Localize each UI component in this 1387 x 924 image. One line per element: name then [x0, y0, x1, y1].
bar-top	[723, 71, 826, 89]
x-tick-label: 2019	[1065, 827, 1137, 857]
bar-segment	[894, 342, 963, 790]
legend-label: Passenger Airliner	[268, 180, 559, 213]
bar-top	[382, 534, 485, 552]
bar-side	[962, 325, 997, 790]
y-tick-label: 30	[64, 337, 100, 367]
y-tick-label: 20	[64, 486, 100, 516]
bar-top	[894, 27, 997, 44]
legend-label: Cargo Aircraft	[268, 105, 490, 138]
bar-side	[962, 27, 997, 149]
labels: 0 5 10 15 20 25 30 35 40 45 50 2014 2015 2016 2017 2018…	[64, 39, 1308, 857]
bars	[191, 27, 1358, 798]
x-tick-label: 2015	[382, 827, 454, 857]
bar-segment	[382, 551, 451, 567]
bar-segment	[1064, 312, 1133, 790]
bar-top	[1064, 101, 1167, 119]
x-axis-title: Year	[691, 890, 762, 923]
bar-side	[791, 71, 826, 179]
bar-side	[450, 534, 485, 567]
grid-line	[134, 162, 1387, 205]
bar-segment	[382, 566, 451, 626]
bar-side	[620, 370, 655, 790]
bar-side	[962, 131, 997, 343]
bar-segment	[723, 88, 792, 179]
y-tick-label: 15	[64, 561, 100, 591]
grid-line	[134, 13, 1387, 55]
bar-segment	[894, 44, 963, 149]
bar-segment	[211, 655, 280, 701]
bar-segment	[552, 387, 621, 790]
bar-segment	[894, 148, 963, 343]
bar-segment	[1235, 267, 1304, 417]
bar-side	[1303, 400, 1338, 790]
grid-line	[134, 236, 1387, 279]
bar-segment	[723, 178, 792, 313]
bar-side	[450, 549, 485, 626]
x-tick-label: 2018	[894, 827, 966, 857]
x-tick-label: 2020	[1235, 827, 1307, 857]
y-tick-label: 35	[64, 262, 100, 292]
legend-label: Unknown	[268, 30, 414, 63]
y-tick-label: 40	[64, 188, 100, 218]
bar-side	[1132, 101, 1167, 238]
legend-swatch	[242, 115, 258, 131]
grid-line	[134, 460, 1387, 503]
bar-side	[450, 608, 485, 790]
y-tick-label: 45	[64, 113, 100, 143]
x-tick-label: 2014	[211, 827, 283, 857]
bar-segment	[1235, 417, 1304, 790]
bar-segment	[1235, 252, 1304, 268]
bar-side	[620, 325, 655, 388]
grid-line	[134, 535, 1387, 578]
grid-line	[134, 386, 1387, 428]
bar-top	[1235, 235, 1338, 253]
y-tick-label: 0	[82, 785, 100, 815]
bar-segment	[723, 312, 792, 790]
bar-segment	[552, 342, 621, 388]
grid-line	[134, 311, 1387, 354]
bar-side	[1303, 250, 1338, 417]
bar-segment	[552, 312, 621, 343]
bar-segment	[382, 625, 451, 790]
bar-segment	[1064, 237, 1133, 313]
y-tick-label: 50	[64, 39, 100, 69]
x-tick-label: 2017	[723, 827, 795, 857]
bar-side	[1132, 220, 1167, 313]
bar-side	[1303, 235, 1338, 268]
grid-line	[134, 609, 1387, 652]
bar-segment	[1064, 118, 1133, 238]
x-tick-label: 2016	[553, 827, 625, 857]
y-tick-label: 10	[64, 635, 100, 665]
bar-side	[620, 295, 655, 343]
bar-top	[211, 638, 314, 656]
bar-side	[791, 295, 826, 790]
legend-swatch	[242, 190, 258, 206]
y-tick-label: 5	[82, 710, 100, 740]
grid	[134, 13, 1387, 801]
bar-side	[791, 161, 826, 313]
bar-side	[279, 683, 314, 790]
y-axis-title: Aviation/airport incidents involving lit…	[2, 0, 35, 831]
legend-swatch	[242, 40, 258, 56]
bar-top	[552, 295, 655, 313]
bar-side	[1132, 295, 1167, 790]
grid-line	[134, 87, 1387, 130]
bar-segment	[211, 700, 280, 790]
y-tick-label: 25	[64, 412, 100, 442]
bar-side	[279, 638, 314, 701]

********

WHAT YOU HAVE TO DO:
From the listing above, pull out every line that contains the string "axis".

WRITTEN ANSWER:
x-axis-title: Year	[691, 890, 762, 923]
y-axis-title: Aviation/airport incidents involving lit…	[2, 0, 35, 831]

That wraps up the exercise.